Entries shown
==============================
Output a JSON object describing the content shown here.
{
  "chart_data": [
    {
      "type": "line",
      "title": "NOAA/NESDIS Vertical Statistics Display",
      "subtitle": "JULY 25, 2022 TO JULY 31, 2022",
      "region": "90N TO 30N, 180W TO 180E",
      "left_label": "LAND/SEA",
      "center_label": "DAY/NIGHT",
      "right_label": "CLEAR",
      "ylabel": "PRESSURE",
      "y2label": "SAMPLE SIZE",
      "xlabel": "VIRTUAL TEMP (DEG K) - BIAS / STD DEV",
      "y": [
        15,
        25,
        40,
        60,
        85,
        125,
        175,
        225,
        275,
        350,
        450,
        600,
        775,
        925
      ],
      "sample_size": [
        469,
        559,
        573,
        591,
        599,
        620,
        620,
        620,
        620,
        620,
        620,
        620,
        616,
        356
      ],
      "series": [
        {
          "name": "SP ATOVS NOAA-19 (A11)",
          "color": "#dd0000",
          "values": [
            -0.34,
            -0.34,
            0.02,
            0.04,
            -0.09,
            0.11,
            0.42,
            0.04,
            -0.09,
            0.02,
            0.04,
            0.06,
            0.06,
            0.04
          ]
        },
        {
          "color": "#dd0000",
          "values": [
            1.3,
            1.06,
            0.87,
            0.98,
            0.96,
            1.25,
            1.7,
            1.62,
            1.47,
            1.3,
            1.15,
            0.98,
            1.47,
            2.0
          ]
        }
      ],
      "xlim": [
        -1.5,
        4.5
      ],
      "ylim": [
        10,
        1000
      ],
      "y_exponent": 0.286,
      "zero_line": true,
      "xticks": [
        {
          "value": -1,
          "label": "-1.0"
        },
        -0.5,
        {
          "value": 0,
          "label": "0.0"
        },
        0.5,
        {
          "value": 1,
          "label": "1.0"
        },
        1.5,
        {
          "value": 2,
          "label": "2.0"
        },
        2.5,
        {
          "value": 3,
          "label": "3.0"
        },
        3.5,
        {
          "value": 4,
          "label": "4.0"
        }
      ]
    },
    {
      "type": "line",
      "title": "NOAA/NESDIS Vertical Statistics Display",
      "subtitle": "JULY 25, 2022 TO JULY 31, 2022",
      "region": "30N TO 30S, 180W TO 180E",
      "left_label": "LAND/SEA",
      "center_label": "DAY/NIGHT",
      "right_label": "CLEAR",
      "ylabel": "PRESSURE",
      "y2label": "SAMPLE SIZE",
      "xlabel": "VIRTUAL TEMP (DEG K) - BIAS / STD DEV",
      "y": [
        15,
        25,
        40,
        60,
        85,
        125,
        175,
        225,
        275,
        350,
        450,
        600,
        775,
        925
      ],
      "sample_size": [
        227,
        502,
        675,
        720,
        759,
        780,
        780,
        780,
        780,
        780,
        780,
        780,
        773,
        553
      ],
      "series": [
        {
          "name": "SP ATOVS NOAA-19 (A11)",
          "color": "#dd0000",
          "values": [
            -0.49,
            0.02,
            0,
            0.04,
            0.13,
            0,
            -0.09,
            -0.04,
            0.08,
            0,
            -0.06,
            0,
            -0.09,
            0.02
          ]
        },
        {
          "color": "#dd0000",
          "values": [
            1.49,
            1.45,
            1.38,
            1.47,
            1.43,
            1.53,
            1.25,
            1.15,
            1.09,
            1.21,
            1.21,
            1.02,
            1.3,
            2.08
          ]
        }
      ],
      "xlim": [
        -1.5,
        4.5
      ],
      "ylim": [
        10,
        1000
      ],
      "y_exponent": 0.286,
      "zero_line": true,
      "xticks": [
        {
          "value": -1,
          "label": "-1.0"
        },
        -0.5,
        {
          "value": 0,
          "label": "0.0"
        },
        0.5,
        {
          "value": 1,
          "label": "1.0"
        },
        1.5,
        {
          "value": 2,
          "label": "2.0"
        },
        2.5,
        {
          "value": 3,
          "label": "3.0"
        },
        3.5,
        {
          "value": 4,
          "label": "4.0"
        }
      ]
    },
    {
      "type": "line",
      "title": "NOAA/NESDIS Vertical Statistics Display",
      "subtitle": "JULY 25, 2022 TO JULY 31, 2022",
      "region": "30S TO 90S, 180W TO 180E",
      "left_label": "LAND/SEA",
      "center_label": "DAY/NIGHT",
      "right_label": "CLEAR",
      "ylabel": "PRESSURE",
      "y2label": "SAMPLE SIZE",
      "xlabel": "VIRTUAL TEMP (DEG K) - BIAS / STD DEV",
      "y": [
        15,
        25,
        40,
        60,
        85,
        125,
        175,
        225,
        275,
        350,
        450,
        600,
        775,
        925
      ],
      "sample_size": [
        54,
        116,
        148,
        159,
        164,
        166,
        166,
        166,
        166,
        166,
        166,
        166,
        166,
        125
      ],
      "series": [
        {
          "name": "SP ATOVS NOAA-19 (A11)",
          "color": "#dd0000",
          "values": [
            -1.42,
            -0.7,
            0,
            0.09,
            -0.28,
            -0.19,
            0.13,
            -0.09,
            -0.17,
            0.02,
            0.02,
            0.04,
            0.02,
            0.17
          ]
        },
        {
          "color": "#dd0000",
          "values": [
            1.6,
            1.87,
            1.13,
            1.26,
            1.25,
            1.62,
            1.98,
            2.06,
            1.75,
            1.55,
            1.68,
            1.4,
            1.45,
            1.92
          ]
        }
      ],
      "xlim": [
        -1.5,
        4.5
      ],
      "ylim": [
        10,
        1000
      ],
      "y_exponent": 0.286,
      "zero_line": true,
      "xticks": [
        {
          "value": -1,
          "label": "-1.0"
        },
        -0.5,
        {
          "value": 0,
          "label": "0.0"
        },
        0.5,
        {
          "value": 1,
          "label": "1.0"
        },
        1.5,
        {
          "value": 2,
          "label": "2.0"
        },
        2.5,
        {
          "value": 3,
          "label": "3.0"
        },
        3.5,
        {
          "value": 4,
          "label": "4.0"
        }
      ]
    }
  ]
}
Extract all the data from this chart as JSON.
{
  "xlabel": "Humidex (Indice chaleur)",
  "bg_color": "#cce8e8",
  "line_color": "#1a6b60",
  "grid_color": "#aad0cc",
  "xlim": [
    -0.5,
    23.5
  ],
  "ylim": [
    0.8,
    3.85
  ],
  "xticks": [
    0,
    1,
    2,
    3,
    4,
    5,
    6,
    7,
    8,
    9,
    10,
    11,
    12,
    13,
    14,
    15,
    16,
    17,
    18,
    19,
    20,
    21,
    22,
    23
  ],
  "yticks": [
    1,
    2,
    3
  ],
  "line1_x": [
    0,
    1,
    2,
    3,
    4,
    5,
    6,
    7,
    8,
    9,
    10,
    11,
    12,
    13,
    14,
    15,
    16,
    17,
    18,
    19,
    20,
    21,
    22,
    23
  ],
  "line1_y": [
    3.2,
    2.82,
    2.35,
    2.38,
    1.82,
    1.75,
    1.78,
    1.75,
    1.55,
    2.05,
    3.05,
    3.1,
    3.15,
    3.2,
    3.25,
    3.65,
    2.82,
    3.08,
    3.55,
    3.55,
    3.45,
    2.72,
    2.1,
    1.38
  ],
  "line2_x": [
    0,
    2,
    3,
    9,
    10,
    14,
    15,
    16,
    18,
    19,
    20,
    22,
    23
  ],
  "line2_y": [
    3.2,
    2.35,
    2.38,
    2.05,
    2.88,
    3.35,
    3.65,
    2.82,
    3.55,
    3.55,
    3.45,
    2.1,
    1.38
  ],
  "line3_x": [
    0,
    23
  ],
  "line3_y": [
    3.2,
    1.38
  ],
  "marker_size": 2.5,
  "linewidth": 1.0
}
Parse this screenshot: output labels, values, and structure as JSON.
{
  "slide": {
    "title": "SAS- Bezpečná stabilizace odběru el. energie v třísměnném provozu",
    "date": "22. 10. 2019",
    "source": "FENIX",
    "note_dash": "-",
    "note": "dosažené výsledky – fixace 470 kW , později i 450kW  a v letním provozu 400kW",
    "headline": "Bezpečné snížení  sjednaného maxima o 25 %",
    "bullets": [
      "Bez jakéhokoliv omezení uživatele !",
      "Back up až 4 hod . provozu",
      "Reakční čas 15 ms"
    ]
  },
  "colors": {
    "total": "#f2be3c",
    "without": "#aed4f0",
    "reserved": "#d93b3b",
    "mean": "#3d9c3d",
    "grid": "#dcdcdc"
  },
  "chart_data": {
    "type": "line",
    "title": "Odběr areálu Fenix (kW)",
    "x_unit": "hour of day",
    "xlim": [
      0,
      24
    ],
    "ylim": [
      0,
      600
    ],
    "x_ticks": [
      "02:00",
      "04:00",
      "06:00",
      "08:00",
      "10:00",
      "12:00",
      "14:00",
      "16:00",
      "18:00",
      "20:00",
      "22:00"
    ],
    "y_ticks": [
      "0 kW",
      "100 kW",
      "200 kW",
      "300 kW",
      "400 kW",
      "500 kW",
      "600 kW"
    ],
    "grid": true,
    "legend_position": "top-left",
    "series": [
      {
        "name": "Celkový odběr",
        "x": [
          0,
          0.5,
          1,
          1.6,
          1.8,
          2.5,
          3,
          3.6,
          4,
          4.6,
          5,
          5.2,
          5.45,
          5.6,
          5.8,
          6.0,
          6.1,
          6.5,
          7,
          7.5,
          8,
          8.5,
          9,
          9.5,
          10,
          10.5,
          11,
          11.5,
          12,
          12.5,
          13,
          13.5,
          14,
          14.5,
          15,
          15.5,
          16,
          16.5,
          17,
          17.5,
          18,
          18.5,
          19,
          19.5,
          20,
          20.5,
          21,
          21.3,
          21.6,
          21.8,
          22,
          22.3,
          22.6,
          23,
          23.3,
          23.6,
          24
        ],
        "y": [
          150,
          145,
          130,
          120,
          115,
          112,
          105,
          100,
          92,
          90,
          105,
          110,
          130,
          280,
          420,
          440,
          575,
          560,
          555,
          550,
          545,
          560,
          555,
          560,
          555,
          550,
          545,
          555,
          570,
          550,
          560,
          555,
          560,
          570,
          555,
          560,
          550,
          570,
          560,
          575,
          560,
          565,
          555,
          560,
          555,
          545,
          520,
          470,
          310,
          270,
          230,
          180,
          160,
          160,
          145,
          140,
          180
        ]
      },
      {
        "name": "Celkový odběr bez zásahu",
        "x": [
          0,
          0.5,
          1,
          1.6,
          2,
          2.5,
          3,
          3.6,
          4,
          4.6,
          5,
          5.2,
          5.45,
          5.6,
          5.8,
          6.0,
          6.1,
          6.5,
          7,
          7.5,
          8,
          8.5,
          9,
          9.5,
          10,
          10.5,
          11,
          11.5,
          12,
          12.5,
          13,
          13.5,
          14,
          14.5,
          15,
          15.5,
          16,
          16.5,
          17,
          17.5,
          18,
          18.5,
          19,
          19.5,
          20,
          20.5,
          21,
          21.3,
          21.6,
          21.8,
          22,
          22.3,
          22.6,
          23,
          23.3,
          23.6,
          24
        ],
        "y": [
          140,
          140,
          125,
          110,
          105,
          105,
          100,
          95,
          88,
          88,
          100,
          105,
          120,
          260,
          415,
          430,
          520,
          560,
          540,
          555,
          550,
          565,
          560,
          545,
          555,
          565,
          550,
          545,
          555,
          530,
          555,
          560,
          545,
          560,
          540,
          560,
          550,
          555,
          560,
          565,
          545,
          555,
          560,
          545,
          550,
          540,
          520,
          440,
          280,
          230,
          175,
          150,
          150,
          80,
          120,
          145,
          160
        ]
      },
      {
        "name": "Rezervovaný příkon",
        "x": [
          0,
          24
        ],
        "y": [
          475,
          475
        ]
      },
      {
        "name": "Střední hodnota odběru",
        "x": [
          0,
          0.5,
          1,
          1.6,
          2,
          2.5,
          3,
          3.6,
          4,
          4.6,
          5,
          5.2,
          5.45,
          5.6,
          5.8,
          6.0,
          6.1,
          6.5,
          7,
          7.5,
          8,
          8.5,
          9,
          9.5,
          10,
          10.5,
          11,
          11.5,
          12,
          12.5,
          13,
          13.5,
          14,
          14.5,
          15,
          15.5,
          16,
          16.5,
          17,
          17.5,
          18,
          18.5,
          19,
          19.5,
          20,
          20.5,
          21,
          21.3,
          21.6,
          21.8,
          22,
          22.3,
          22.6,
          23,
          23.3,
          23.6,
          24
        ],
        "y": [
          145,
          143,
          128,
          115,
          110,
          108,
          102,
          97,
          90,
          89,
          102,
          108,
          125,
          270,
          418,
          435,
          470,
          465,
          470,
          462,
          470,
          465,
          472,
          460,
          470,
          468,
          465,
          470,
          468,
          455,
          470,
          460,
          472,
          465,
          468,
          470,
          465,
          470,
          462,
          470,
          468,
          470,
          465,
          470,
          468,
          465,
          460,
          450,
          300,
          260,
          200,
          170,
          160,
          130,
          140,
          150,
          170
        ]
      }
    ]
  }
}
==============================
Given exercise
From the material above, count the lines that include "odběru" and give only the total.

Written answer
2